§ Material provided:
[Begin]

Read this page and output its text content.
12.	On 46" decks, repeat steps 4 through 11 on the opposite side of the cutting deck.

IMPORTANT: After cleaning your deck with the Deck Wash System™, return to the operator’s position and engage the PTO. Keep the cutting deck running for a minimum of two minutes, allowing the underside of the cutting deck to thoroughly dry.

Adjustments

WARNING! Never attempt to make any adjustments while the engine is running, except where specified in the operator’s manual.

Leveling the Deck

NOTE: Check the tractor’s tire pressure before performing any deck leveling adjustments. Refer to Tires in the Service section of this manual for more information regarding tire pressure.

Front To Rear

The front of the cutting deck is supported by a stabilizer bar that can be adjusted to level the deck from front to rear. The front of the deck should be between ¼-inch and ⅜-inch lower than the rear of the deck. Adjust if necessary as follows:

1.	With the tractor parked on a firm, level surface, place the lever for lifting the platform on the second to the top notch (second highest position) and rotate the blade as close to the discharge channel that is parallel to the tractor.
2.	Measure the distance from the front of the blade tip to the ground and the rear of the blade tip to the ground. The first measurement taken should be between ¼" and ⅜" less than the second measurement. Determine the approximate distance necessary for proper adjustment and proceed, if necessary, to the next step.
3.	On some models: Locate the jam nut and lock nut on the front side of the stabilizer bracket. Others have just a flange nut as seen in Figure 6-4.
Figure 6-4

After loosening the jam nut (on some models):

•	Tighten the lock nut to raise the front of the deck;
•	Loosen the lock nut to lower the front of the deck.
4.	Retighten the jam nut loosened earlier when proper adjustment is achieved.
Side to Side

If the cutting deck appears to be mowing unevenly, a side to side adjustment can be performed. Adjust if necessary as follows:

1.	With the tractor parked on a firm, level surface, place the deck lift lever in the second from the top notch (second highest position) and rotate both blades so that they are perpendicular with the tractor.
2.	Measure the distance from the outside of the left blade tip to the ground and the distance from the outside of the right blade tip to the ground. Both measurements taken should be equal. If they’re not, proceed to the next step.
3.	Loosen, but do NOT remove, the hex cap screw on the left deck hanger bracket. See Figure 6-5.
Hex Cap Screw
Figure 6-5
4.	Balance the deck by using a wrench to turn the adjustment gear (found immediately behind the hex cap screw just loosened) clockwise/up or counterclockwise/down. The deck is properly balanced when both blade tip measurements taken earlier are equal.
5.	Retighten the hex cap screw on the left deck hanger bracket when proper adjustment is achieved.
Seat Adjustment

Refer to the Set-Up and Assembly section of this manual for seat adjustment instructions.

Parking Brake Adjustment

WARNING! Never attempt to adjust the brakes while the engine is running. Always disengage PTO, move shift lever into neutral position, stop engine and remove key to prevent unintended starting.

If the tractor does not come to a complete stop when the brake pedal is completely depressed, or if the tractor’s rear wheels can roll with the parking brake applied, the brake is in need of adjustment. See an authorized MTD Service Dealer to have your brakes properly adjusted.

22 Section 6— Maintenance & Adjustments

[End]

§ Challenge: Extract the full listing above without alteration.

§ Correct result:
Read this page and output its text content.
12.	On 46" decks, repeat steps 4 through 11 on the opposite side of the cutting deck.

IMPORTANT: After cleaning your deck with the Deck Wash System™, return to the operator’s position and engage the PTO. Keep the cutting deck running for a minimum of two minutes, allowing the underside of the cutting deck to thoroughly dry.

Adjustments

WARNING! Never attempt to make any adjustments while the engine is running, except where specified in the operator’s manual.

Leveling the Deck

NOTE: Check the tractor’s tire pressure before performing any deck leveling adjustments. Refer to Tires in the Service section of this manual for more information regarding tire pressure.

Front To Rear

The front of the cutting deck is supported by a stabilizer bar that can be adjusted to level the deck from front to rear. The front of the deck should be between ¼-inch and ⅜-inch lower than the rear of the deck. Adjust if necessary as follows:

1.	With the tractor parked on a firm, level surface, place the lever for lifting the platform on the second to the top notch (second highest position) and rotate the blade as close to the discharge channel that is parallel to the tractor.
2.	Measure the distance from the front of the blade tip to the ground and the rear of the blade tip to the ground. The first measurement taken should be between ¼" and ⅜" less than the second measurement. Determine the approximate distance necessary for proper adjustment and proceed, if necessary, to the next step.
3.	On some models: Locate the jam nut and lock nut on the front side of the stabilizer bracket. Others have just a flange nut as seen in Figure 6-4.
Figure 6-4

After loosening the jam nut (on some models):

•	Tighten the lock nut to raise the front of the deck;
•	Loosen the lock nut to lower the front of the deck.
4.	Retighten the jam nut loosened earlier when proper adjustment is achieved.
Side to Side

If the cutting deck appears to be mowing unevenly, a side to side adjustment can be performed. Adjust if necessary as follows:

1.	With the tractor parked on a firm, level surface, place the deck lift lever in the second from the top notch (second highest position) and rotate both blades so that they are perpendicular with the tractor.
2.	Measure the distance from the outside of the left blade tip to the ground and the distance from the outside of the right blade tip to the ground. Both measurements taken should be equal. If they’re not, proceed to the next step.
3.	Loosen, but do NOT remove, the hex cap screw on the left deck hanger bracket. See Figure 6-5.
Hex Cap Screw
Figure 6-5
4.	Balance the deck by using a wrench to turn the adjustment gear (found immediately behind the hex cap screw just loosened) clockwise/up or counterclockwise/down. The deck is properly balanced when both blade tip measurements taken earlier are equal.
5.	Retighten the hex cap screw on the left deck hanger bracket when proper adjustment is achieved.
Seat Adjustment

Refer to the Set-Up and Assembly section of this manual for seat adjustment instructions.

Parking Brake Adjustment

WARNING! Never attempt to adjust the brakes while the engine is running. Always disengage PTO, move shift lever into neutral position, stop engine and remove key to prevent unintended starting.

If the tractor does not come to a complete stop when the brake pedal is completely depressed, or if the tractor’s rear wheels can roll with the parking brake applied, the brake is in need of adjustment. See an authorized MTD Service Dealer to have your brakes properly adjusted.

22 Section 6— Maintenance & Adjustments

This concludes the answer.